Exercise task
Show only lines that include "teachers".

Records provided
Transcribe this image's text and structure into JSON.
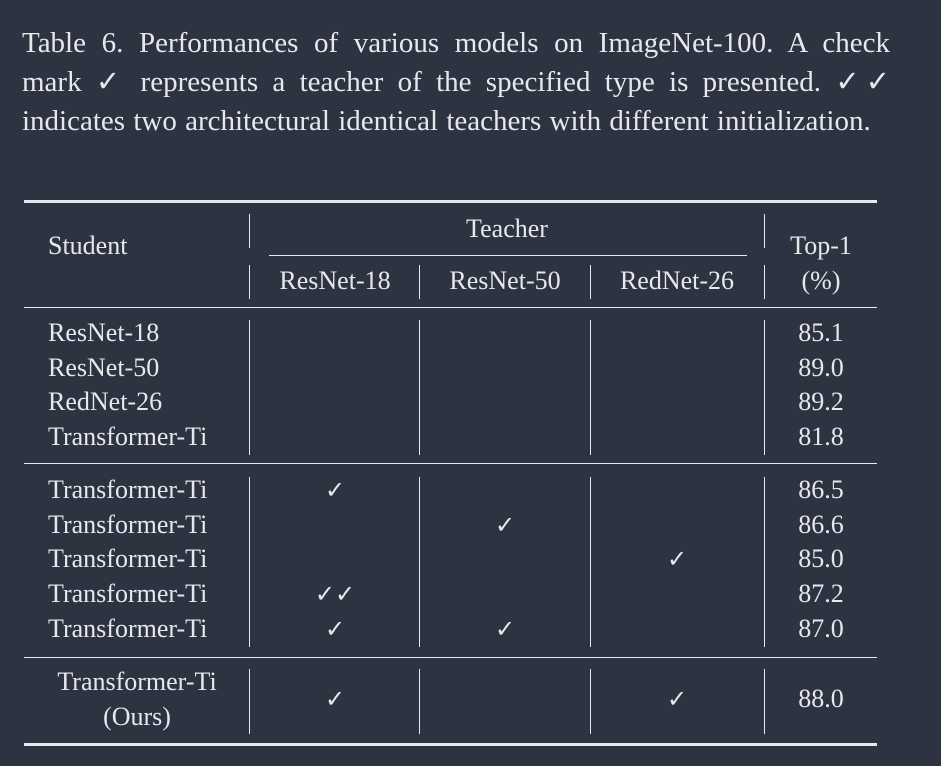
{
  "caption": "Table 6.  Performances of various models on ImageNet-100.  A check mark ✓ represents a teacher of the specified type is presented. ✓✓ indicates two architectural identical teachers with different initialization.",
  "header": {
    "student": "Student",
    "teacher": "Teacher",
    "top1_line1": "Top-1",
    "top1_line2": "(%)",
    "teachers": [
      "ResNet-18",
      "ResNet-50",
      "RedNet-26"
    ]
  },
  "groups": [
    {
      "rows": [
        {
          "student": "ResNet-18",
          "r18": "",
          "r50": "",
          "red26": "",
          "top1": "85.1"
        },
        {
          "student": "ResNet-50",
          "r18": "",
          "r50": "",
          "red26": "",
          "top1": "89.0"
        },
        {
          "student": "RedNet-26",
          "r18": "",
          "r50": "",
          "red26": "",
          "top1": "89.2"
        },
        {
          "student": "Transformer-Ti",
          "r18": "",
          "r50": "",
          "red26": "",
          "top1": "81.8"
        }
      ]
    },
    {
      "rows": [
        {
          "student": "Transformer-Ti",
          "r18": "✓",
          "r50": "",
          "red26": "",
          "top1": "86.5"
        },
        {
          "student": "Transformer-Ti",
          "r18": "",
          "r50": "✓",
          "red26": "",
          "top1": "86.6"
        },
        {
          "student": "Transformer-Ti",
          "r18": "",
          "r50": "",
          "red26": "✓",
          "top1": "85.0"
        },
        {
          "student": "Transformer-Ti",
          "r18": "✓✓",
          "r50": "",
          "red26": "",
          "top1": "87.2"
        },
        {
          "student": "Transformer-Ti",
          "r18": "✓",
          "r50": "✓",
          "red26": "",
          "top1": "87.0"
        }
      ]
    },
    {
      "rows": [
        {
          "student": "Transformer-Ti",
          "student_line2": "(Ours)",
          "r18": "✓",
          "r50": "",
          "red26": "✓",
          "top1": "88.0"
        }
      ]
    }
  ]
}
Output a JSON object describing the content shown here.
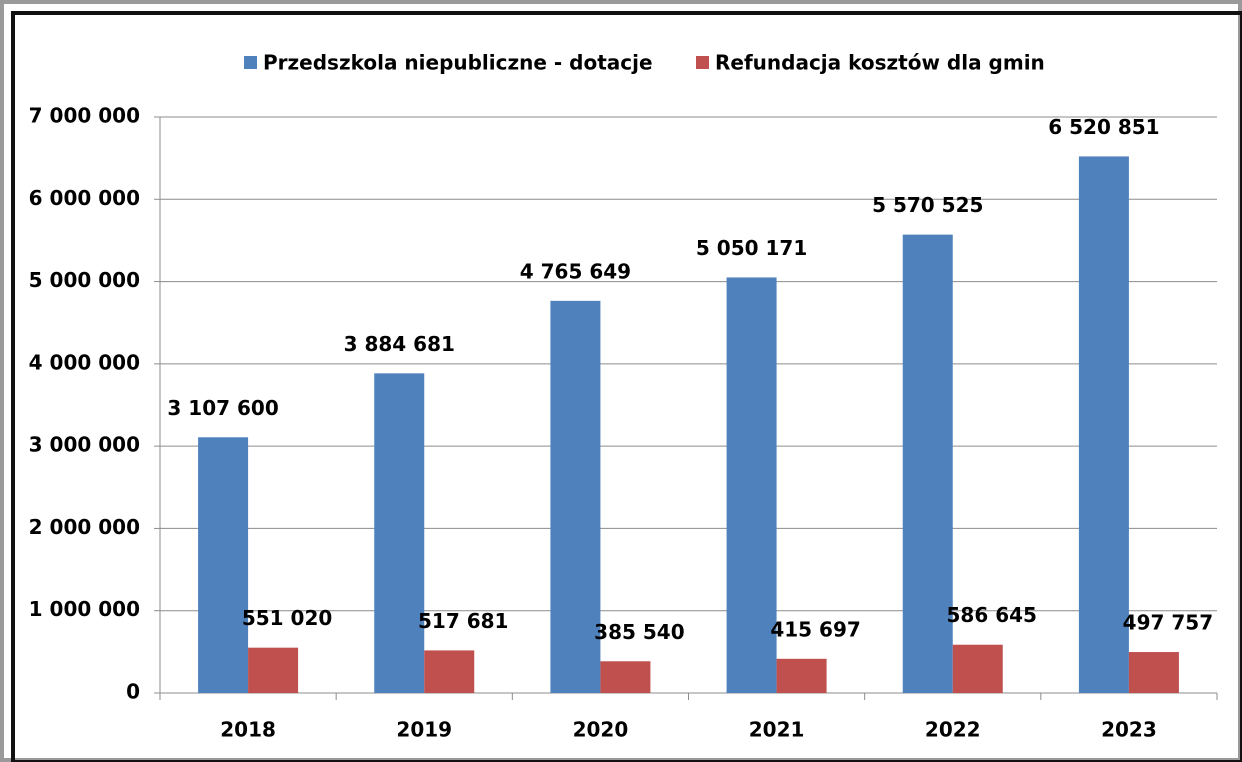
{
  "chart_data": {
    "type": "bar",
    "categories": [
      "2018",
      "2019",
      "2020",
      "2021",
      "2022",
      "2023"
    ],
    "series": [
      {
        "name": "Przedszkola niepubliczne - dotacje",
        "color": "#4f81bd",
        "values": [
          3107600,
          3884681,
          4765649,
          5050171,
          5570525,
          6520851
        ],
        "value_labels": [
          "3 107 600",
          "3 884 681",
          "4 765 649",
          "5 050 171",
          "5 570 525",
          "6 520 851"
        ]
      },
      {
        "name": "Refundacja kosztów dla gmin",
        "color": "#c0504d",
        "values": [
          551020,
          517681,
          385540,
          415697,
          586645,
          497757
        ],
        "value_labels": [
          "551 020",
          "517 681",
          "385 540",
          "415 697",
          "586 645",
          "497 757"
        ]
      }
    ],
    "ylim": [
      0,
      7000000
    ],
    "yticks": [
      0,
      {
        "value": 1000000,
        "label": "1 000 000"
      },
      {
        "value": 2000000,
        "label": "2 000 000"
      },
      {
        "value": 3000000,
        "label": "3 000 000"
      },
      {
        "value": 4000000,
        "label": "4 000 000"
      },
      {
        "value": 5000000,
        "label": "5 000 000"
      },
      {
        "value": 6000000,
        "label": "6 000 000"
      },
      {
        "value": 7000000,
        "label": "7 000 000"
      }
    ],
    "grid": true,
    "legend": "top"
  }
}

Written response
  "caption": "Table 6.  Performances of various models on ImageNet-100.  A check mark ✓ represents a teacher of the specified type is presented. ✓✓ indicates two architectural identical teachers with different initialization.",
    "teachers": [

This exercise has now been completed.